**Task description:** Below are the records; collect from them each line containing the string "ship".

(Data entries)
--------
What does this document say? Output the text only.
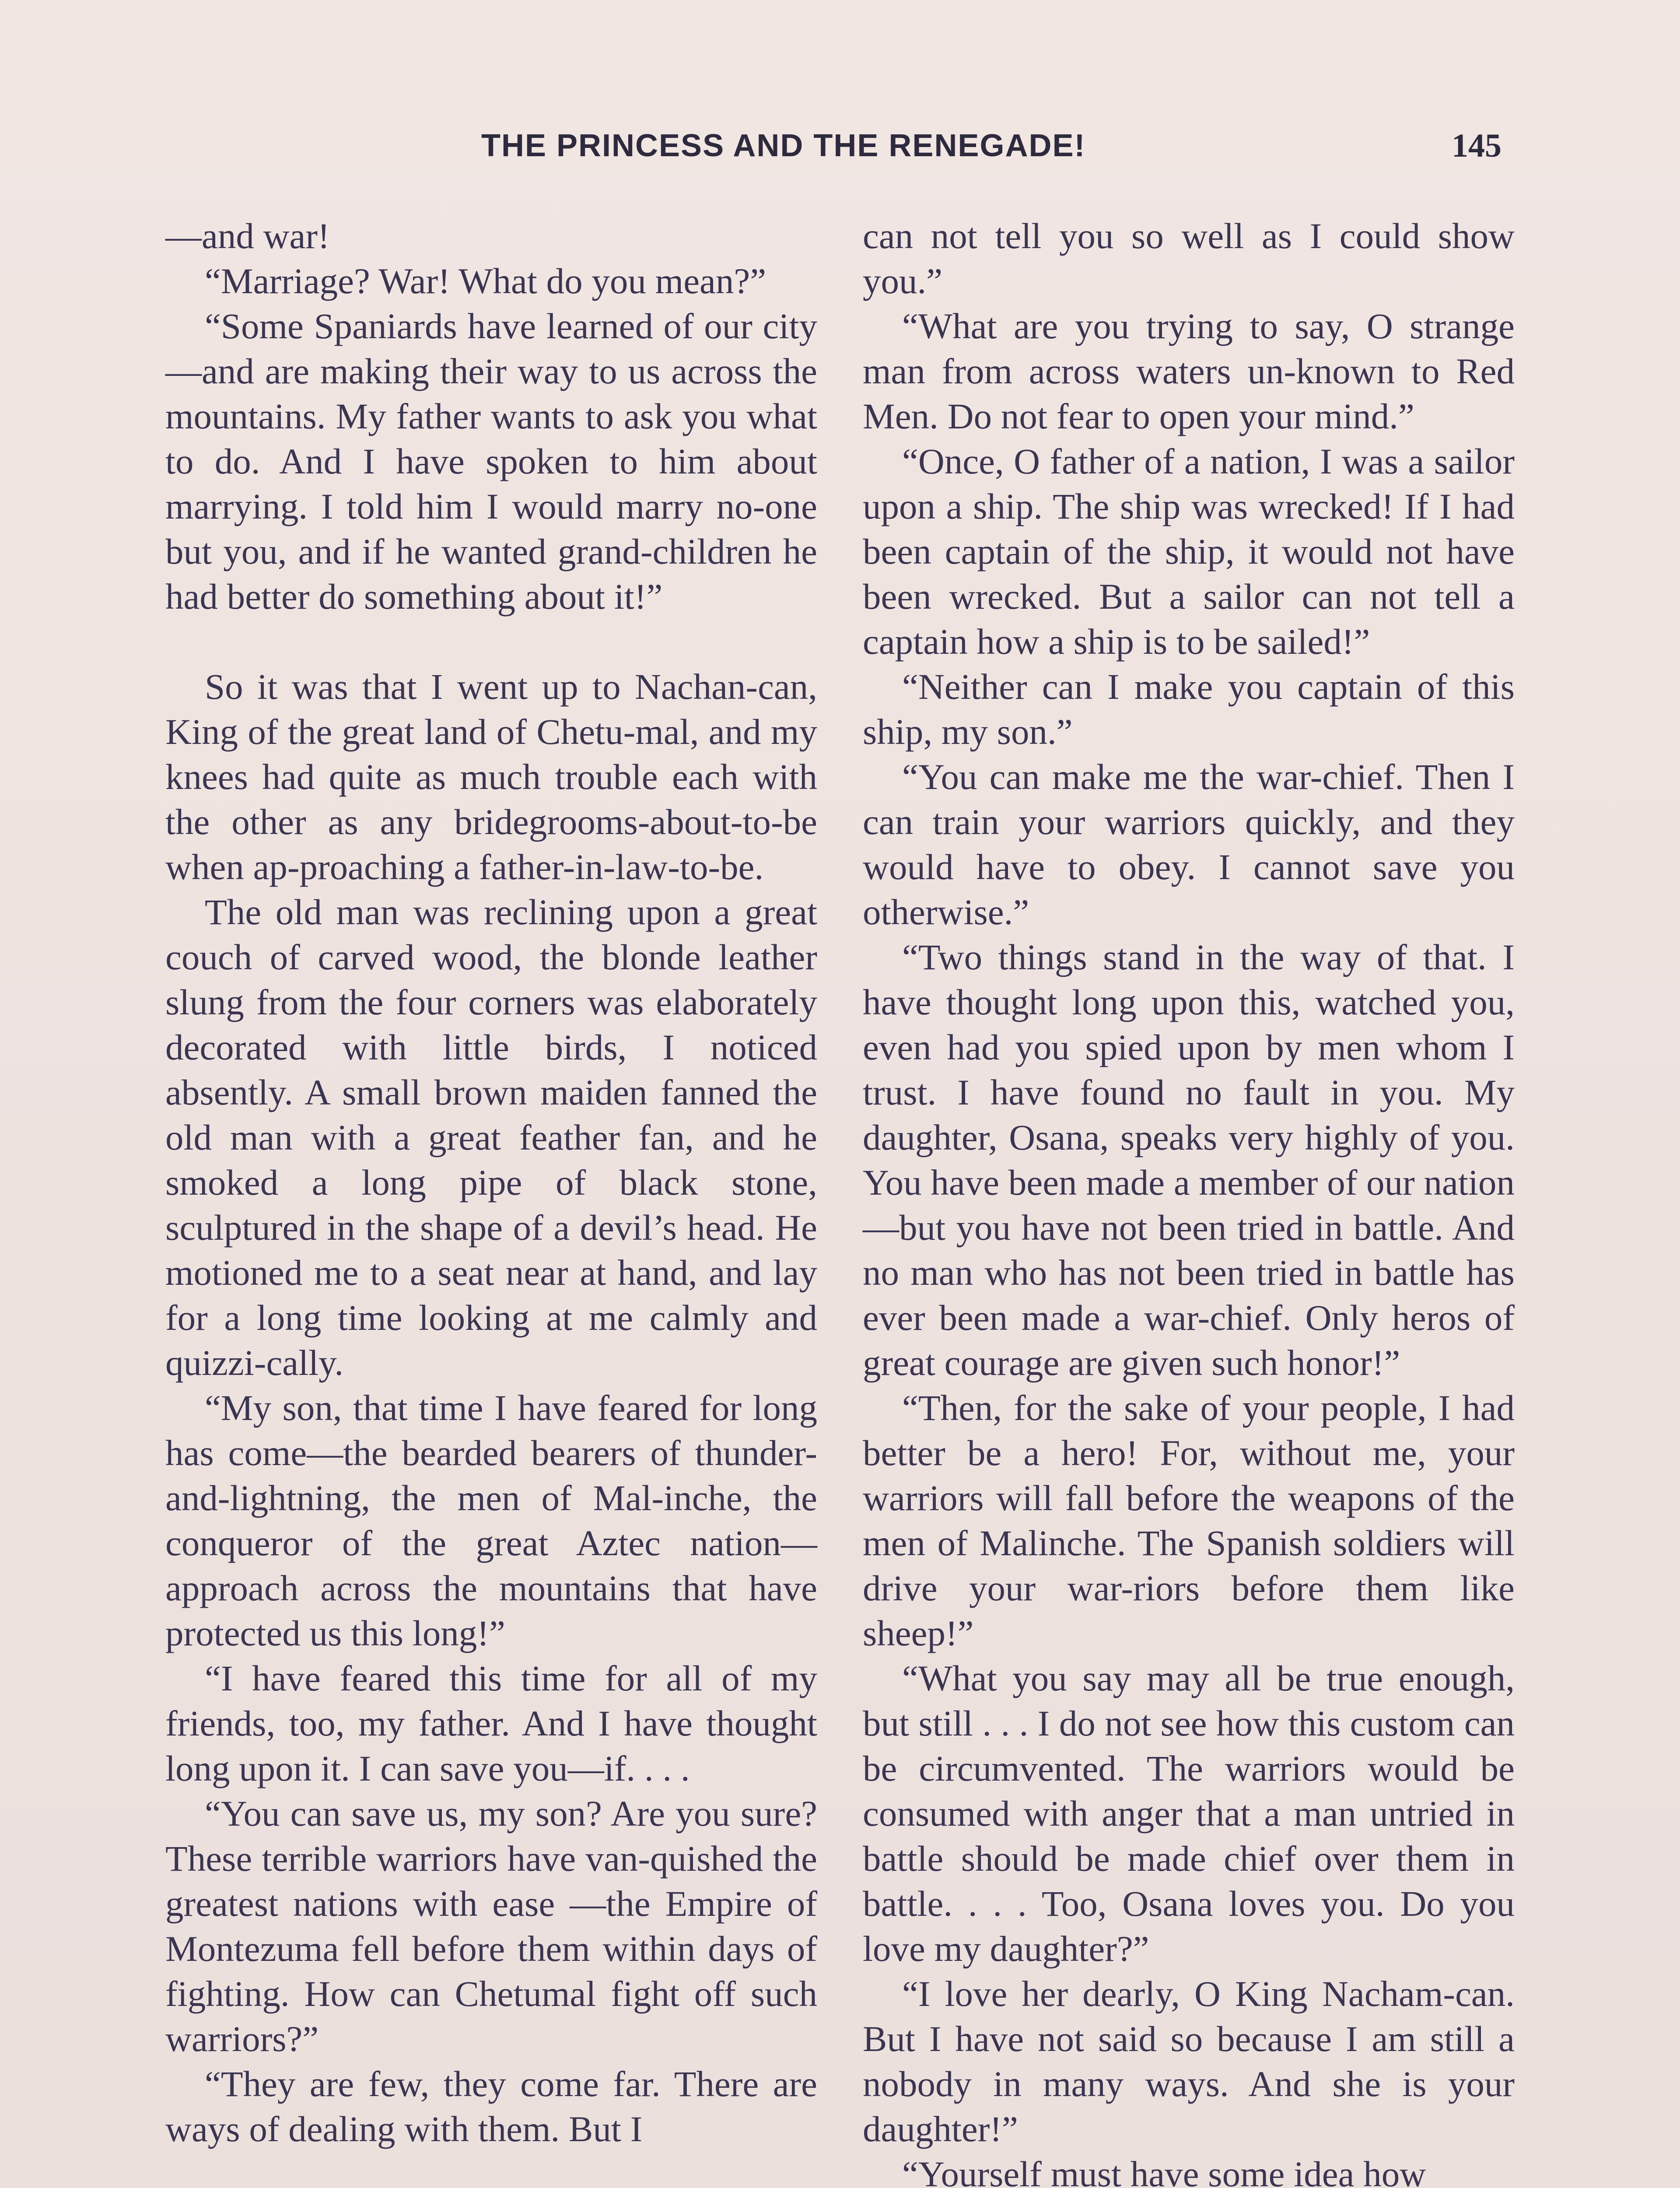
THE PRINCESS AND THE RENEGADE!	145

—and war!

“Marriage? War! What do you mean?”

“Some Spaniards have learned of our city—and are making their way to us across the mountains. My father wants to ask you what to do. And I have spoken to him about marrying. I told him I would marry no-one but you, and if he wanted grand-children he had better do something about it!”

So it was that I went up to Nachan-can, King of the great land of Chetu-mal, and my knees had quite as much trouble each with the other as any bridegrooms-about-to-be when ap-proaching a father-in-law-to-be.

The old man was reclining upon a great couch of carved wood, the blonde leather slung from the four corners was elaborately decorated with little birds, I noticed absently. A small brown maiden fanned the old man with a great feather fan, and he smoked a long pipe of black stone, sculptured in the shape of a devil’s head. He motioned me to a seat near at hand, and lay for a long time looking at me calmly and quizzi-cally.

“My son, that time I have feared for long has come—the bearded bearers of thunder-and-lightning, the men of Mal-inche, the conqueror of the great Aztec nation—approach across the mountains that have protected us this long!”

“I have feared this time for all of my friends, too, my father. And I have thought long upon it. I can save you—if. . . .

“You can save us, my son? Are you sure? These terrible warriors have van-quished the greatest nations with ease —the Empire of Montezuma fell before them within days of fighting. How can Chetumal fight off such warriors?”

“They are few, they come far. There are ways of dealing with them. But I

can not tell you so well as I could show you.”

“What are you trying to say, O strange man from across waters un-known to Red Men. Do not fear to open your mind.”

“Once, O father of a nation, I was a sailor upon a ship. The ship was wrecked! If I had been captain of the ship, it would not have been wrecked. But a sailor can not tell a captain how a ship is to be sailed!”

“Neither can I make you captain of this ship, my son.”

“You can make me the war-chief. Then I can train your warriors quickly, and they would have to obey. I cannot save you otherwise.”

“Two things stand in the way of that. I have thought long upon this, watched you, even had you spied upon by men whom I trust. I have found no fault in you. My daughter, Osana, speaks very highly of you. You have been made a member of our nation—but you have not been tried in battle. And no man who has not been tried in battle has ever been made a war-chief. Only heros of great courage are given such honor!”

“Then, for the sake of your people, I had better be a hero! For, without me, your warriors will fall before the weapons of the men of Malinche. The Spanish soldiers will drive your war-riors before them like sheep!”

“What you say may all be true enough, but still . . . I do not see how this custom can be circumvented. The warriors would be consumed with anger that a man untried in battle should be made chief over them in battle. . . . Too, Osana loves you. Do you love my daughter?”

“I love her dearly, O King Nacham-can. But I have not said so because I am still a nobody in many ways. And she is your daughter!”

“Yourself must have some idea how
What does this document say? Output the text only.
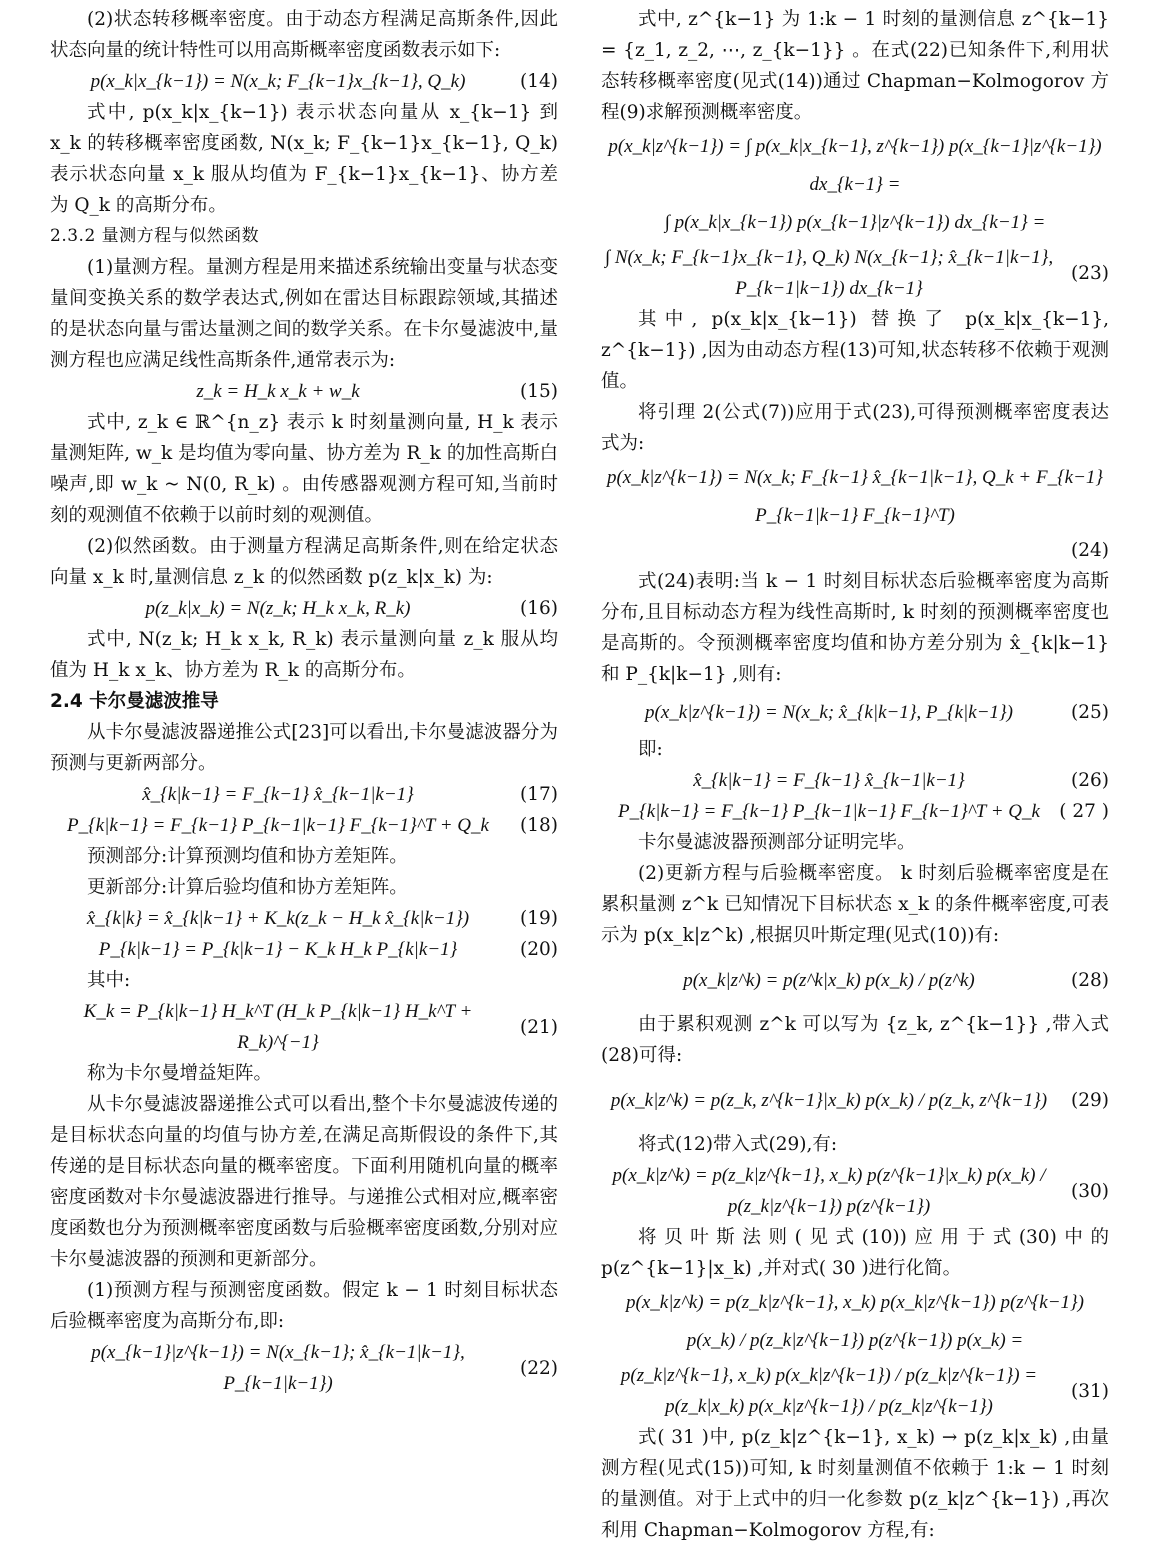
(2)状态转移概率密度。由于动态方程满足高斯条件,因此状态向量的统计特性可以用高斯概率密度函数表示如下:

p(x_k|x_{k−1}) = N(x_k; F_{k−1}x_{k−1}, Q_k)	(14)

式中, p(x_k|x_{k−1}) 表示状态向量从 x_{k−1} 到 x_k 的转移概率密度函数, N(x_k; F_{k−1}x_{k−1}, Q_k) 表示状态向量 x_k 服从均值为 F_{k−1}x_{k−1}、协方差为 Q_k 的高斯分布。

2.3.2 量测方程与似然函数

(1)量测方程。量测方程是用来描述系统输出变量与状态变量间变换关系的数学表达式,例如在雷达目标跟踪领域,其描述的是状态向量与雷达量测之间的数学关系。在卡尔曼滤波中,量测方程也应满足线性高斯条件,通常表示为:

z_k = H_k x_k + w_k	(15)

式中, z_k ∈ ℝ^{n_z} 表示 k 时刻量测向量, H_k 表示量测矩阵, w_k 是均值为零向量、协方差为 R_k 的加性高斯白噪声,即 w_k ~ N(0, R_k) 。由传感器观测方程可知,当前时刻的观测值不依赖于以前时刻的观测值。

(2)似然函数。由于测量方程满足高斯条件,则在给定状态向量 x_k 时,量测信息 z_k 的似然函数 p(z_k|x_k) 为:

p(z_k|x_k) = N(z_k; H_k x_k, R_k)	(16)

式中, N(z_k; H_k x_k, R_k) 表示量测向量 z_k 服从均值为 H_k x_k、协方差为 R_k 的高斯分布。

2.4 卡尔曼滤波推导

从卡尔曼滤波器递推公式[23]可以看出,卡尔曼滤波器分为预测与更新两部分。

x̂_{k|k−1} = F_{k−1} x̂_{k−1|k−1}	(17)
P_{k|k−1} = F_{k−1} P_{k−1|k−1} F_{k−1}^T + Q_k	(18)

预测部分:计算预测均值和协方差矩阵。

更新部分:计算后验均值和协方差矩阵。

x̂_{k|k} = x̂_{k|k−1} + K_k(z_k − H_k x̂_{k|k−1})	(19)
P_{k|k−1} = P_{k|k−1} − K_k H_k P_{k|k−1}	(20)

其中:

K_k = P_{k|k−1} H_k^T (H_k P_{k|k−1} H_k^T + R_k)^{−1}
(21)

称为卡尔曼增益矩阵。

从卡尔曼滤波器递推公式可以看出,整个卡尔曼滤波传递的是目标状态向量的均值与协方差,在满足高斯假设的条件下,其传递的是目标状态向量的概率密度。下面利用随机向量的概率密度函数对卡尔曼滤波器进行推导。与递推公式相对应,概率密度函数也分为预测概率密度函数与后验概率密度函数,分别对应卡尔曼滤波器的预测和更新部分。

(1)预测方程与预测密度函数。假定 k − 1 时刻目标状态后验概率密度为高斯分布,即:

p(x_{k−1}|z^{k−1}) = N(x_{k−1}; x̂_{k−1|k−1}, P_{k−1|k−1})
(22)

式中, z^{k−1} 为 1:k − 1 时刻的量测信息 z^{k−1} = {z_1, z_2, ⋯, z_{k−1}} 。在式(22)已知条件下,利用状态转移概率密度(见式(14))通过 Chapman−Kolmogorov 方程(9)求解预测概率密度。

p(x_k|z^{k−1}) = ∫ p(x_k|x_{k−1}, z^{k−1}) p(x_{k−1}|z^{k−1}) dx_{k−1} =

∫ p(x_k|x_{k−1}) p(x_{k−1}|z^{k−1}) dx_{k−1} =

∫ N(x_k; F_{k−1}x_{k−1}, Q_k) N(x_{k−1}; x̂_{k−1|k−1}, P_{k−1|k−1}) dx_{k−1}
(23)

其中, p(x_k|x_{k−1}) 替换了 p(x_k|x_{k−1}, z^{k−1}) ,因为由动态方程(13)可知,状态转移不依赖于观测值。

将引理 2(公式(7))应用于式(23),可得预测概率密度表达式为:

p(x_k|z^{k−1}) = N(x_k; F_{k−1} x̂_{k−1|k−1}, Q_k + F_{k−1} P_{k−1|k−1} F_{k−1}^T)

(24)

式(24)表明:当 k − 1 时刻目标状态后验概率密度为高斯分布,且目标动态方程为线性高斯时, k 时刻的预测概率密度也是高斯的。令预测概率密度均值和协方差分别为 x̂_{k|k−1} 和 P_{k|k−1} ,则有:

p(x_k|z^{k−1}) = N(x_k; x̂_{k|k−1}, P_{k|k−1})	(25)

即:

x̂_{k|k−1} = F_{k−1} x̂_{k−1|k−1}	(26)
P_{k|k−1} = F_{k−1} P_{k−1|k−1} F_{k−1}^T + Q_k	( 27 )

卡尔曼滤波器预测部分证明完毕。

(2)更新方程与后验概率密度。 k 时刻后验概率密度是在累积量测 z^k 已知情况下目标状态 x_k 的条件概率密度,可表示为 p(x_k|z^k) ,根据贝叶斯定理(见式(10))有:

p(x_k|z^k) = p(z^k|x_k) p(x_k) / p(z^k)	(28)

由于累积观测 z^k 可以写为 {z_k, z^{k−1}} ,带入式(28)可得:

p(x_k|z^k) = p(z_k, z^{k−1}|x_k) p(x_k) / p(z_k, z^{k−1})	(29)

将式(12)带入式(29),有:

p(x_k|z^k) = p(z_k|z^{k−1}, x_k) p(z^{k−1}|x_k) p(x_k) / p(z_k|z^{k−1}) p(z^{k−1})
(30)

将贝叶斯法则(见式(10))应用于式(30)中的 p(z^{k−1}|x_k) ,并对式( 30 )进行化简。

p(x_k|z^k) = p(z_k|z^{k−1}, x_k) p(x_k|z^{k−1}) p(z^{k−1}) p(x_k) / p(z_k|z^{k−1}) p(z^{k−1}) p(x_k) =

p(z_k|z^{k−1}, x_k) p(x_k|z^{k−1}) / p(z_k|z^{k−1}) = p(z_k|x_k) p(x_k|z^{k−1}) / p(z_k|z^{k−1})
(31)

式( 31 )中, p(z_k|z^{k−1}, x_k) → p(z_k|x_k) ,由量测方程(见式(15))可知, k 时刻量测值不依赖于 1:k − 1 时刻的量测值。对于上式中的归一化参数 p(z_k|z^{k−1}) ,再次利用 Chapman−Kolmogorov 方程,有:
--------
**Task answer:**
“Once, O father of a nation, I was a sailor upon a ship. The ship was wrecked! If I had been captain of the ship, it would not have been wrecked. But a sailor can not tell a captain how a ship is to be sailed!”
“Neither can I make you captain of this ship, my son.”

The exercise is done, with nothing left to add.